| Brief |
Copy out all the lines exactly. Omit pictures.

—————

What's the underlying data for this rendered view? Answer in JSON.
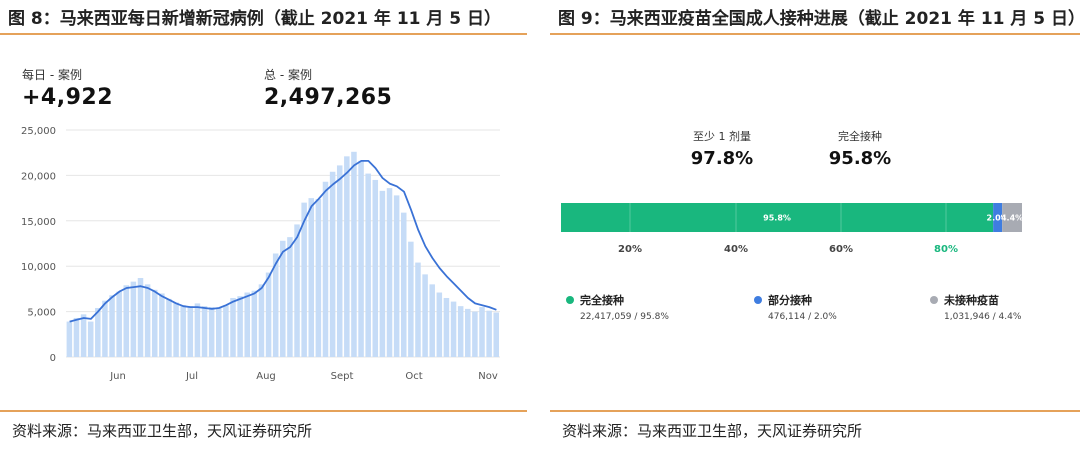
{
  "left": {
    "title": "图 8：马来西亚每日新增新冠病例（截止 2021 年 11 月 5 日）",
    "daily_label": "每日 - 案例",
    "daily_value": "+4,922",
    "total_label": "总 - 案例",
    "total_value": "2,497,265",
    "source": "资料来源：马来西亚卫生部，天风证券研究所"
  },
  "right": {
    "title": "图 9：马来西亚疫苗全国成人接种进展（截止 2021 年 11 月 5 日）",
    "stat1_label": "至少 1 剂量",
    "stat1_value": "97.8%",
    "stat2_label": "完全接种",
    "stat2_value": "95.8%",
    "source": "资料来源：马来西亚卫生部，天风证券研究所",
    "legend": [
      {
        "label": "完全接种",
        "detail": "22,417,059 / 95.8%",
        "color": "#19b77e"
      },
      {
        "label": "部分接种",
        "detail": "476,114 / 2.0%",
        "color": "#3f7de0"
      },
      {
        "label": "未接种疫苗",
        "detail": "1,031,946 / 4.4%",
        "color": "#a8abb3"
      }
    ]
  },
  "colors": {
    "accent_rule": "#e5a25a",
    "bar": "#c6dcf7",
    "line": "#3a72d6"
  },
  "chart_data": [
    {
      "type": "bar",
      "title": "",
      "x_tick_labels": [
        "Jun",
        "Jul",
        "Aug",
        "Sept",
        "Oct",
        "Nov"
      ],
      "y_tick_labels": [
        "0",
        "5,000",
        "10,000",
        "15,000",
        "20,000",
        "25,000"
      ],
      "ylim": [
        0,
        25000
      ],
      "grid": true,
      "series": [
        {
          "type": "bar",
          "values_monthly_sample": [
            3900,
            4300,
            4700,
            3900,
            5400,
            6200,
            6800,
            7200,
            7900,
            8300,
            8700,
            8000,
            7400,
            7000,
            6400,
            6000,
            5700,
            5600,
            5900,
            5600,
            5500,
            5400,
            5700,
            6500,
            6700,
            7100,
            7300,
            8000,
            9300,
            11400,
            12800,
            13200,
            14600,
            17000,
            17500,
            17400,
            19300,
            20400,
            21100,
            22100,
            22600,
            21600,
            20200,
            19500,
            18300,
            18600,
            17800,
            15900,
            12700,
            10400,
            9100,
            8000,
            7100,
            6500,
            6100,
            5600,
            5300,
            5000,
            5500,
            5100,
            4900
          ]
        },
        {
          "type": "line",
          "values_monthly_sample": [
            3900,
            4100,
            4300,
            4200,
            5000,
            5900,
            6600,
            7200,
            7600,
            7700,
            7800,
            7600,
            7200,
            6700,
            6300,
            5900,
            5600,
            5500,
            5500,
            5400,
            5300,
            5400,
            5700,
            6100,
            6400,
            6700,
            7000,
            7600,
            8800,
            10300,
            11600,
            12100,
            13200,
            15000,
            16600,
            17400,
            18300,
            19000,
            19600,
            20300,
            21100,
            21600,
            21600,
            20800,
            19700,
            19100,
            18800,
            18200,
            16200,
            14000,
            12200,
            10900,
            9800,
            8900,
            8100,
            7300,
            6500,
            5900,
            5700,
            5500,
            5200
          ]
        }
      ]
    },
    {
      "type": "bar",
      "orientation": "horizontal-stacked",
      "x_tick_labels": [
        "20%",
        "40%",
        "60%",
        "80%"
      ],
      "xlim": [
        0,
        100
      ],
      "segments": [
        {
          "name": "完全接种",
          "value": 95.8,
          "label": "95.8%"
        },
        {
          "name": "部分接种",
          "value": 2.0,
          "label": "2.0%"
        },
        {
          "name": "未接种疫苗",
          "value": 4.4,
          "label": "4.4%"
        }
      ]
    }
  ]
}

—————

| Full response |
What's the underlying data for this rendered view? Answer in JSON.
{
  "left": {
    "title": "图 8：马来西亚每日新增新冠病例（截止 2021 年 11 月 5 日）",
    "daily_label": "每日 - 案例",
    "daily_value": "+4,922",
    "total_label": "总 - 案例",
    "total_value": "2,497,265",
    "source": "资料来源：马来西亚卫生部，天风证券研究所"
  },
  "right": {
    "title": "图 9：马来西亚疫苗全国成人接种进展（截止 2021 年 11 月 5 日）",
    "stat1_label": "至少 1 剂量",
    "stat1_value": "97.8%",
    "stat2_label": "完全接种",
    "stat2_value": "95.8%",
    "source": "资料来源：马来西亚卫生部，天风证券研究所",
    "legend": [
      {
        "label": "完全接种",
        "detail": "22,417,059 / 95.8%",
        "color": "#19b77e"
      },
      {
        "label": "部分接种",
        "detail": "476,114 / 2.0%",
        "color": "#3f7de0"
      },
      {
        "label": "未接种疫苗",
        "detail": "1,031,946 / 4.4%",
        "color": "#a8abb3"
      }
    ]
  },
  "colors": {
    "accent_rule": "#e5a25a",
    "bar": "#c6dcf7",
    "line": "#3a72d6"
  },
  "chart_data": [
    {
      "type": "bar",
      "title": "",
      "x_tick_labels": [
        "Jun",
        "Jul",
        "Aug",
        "Sept",
        "Oct",
        "Nov"
      ],
      "y_tick_labels": [
        "0",
        "5,000",
        "10,000",
        "15,000",
        "20,000",
        "25,000"
      ],
      "ylim": [
        0,
        25000
      ],
      "grid": true,
      "series": [
        {
          "type": "bar",
          "values_monthly_sample": [
            3900,
            4300,
            4700,
            3900,
            5400,
            6200,
            6800,
            7200,
            7900,
            8300,
            8700,
            8000,
            7400,
            7000,
            6400,
            6000,
            5700,
            5600,
            5900,
            5600,
            5500,
            5400,
            5700,
            6500,
            6700,
            7100,
            7300,
            8000,
            9300,
            11400,
            12800,
            13200,
            14600,
            17000,
            17500,
            17400,
            19300,
            20400,
            21100,
            22100,
            22600,
            21600,
            20200,
            19500,
            18300,
            18600,
            17800,
            15900,
            12700,
            10400,
            9100,
            8000,
            7100,
            6500,
            6100,
            5600,
            5300,
            5000,
            5500,
            5100,
            4900
          ]
        },
        {
          "type": "line",
          "values_monthly_sample": [
            3900,
            4100,
            4300,
            4200,
            5000,
            5900,
            6600,
            7200,
            7600,
            7700,
            7800,
            7600,
            7200,
            6700,
            6300,
            5900,
            5600,
            5500,
            5500,
            5400,
            5300,
            5400,
            5700,
            6100,
            6400,
            6700,
            7000,
            7600,
            8800,
            10300,
            11600,
            12100,
            13200,
            15000,
            16600,
            17400,
            18300,
            19000,
            19600,
            20300,
            21100,
            21600,
            21600,
            20800,
            19700,
            19100,
            18800,
            18200,
            16200,
            14000,
            12200,
            10900,
            9800,
            8900,
            8100,
            7300,
            6500,
            5900,
            5700,
            5500,
            5200
          ]
        }
      ]
    },
    {
      "type": "bar",
      "orientation": "horizontal-stacked",
      "x_tick_labels": [
        "20%",
        "40%",
        "60%",
        "80%"
      ],
      "xlim": [
        0,
        100
      ],
      "segments": [
        {
          "name": "完全接种",
          "value": 95.8,
          "label": "95.8%"
        },
        {
          "name": "部分接种",
          "value": 2.0,
          "label": "2.0%"
        },
        {
          "name": "未接种疫苗",
          "value": 4.4,
          "label": "4.4%"
        }
      ]
    }
  ]
}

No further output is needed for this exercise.